WRITTEN INSTRUCTION – Please give the data below again in full, exactly as it stands.

PROVIDED RECORDS –
►
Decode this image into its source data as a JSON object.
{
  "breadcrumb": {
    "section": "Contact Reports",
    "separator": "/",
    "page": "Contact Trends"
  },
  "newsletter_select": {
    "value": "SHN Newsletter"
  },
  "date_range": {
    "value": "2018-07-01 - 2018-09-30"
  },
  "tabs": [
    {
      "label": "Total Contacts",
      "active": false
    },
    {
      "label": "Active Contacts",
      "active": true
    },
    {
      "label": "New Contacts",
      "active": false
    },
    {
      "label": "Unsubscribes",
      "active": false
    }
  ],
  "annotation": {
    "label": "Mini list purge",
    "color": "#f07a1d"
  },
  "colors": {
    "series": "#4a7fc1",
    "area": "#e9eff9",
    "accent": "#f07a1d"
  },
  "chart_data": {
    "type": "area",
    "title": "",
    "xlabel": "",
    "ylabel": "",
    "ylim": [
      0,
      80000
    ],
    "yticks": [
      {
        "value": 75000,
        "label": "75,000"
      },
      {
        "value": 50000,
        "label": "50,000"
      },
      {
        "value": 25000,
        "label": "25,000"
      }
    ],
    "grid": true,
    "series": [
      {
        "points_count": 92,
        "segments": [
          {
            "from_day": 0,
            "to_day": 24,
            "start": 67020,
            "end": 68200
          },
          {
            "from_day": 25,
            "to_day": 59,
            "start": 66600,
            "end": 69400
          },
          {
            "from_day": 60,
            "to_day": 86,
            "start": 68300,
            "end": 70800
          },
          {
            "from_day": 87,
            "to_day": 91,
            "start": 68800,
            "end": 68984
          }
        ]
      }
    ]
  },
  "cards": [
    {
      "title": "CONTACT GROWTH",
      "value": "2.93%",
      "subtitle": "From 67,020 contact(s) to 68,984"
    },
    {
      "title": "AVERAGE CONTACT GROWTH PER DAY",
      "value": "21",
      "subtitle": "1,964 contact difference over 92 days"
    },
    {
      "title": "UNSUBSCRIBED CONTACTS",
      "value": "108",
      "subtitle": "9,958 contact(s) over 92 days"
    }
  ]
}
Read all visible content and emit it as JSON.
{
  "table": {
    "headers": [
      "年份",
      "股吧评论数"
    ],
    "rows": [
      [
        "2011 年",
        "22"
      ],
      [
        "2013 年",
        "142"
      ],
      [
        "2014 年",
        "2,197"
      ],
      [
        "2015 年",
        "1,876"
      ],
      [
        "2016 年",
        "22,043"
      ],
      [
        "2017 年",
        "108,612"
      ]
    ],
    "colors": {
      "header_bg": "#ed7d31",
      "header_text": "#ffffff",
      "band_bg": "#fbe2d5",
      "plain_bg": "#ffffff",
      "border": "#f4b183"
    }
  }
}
◄
RESPONSE –
Decode this image into its source data as a JSON object.
{
  "breadcrumb": {
    "section": "Contact Reports",
    "separator": "/",
    "page": "Contact Trends"
  },
  "newsletter_select": {
    "value": "SHN Newsletter"
  },
  "date_range": {
    "value": "2018-07-01 - 2018-09-30"
  },
  "tabs": [
    {
      "label": "Total Contacts",
      "active": false
    },
    {
      "label": "Active Contacts",
      "active": true
    },
    {
      "label": "New Contacts",
      "active": false
    },
    {
      "label": "Unsubscribes",
      "active": false
    }
  ],
  "annotation": {
    "label": "Mini list purge",
    "color": "#f07a1d"
  },
  "colors": {
    "series": "#4a7fc1",
    "area": "#e9eff9",
    "accent": "#f07a1d"
  },
  "chart_data": {
    "type": "area",
    "title": "",
    "xlabel": "",
    "ylabel": "",
    "ylim": [
      0,
      80000
    ],
    "yticks": [
      {
        "value": 75000,
        "label": "75,000"
      },
      {
        "value": 50000,
        "label": "50,000"
      },
      {
        "value": 25000,
        "label": "25,000"
      }
    ],
    "grid": true,
    "series": [
      {
        "points_count": 92,
        "segments": [
          {
            "from_day": 0,
            "to_day": 24,
            "start": 67020,
            "end": 68200
          },
          {
            "from_day": 25,
            "to_day": 59,
            "start": 66600,
            "end": 69400
          },
          {
            "from_day": 60,
            "to_day": 86,
            "start": 68300,
            "end": 70800
          },
          {
            "from_day": 87,
            "to_day": 91,
            "start": 68800,
            "end": 68984
          }
        ]
      }
    ]
  },
  "cards": [
    {
      "title": "CONTACT GROWTH",
      "value": "2.93%",
      "subtitle": "From 67,020 contact(s) to 68,984"
    },
    {
      "title": "AVERAGE CONTACT GROWTH PER DAY",
      "value": "21",
      "subtitle": "1,964 contact difference over 92 days"
    },
    {
      "title": "UNSUBSCRIBED CONTACTS",
      "value": "108",
      "subtitle": "9,958 contact(s) over 92 days"
    }
  ]
}
Read all visible content and emit it as JSON.
{
  "table": {
    "headers": [
      "年份",
      "股吧评论数"
    ],
    "rows": [
      [
        "2011 年",
        "22"
      ],
      [
        "2013 年",
        "142"
      ],
      [
        "2014 年",
        "2,197"
      ],
      [
        "2015 年",
        "1,876"
      ],
      [
        "2016 年",
        "22,043"
      ],
      [
        "2017 年",
        "108,612"
      ]
    ],
    "colors": {
      "header_bg": "#ed7d31",
      "header_text": "#ffffff",
      "band_bg": "#fbe2d5",
      "plain_bg": "#ffffff",
      "border": "#f4b183"
    }
  }
}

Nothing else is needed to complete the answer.